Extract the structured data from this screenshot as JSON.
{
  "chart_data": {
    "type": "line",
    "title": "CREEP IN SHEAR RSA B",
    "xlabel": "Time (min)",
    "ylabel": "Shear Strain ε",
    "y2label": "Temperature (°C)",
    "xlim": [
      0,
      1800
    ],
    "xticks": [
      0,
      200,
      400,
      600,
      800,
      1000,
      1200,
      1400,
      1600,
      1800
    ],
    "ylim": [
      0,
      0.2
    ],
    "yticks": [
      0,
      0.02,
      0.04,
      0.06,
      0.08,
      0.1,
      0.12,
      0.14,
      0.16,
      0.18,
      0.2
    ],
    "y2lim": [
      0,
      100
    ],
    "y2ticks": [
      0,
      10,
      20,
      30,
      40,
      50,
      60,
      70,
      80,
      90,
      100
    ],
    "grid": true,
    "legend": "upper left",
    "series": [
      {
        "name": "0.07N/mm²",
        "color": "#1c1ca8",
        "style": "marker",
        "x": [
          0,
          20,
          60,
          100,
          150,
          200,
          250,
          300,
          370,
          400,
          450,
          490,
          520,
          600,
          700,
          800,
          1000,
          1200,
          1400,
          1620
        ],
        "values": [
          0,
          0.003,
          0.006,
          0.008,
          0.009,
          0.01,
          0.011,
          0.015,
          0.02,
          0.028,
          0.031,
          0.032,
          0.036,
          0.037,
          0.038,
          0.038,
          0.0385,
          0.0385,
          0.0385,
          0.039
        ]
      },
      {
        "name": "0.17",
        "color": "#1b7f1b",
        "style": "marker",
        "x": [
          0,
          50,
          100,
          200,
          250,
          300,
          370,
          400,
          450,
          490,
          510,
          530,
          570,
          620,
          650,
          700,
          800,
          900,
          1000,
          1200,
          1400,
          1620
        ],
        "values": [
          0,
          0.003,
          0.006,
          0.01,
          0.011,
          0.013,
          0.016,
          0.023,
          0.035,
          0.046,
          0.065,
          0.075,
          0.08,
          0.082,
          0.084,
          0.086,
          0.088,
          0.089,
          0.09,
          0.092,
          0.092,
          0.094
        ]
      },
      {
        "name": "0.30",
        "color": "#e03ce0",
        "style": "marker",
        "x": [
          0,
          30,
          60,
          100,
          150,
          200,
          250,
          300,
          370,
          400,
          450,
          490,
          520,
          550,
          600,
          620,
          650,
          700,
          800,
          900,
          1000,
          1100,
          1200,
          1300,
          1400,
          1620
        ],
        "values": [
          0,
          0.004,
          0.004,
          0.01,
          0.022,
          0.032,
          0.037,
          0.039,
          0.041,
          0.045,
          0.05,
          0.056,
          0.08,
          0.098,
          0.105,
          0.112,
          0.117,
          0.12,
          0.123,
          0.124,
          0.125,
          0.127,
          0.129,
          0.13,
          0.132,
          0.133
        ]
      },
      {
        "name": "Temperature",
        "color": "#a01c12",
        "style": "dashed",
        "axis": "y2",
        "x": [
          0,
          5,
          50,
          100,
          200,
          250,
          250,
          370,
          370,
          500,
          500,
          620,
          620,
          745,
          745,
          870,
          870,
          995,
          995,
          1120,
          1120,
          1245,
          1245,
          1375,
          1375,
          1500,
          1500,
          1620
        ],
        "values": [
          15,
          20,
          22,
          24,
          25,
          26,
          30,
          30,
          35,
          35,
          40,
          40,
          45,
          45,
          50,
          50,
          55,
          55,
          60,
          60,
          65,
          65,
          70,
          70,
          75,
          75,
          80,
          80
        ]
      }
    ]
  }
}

= YOUR TASK =
Check each line above for the word "name", and copy the lines where it appears.

= EXERCISE RESPONSE =
        "name": "0.07N/mm²",
        "name": "0.17",
        "name": "0.30",
        "name": "Temperature",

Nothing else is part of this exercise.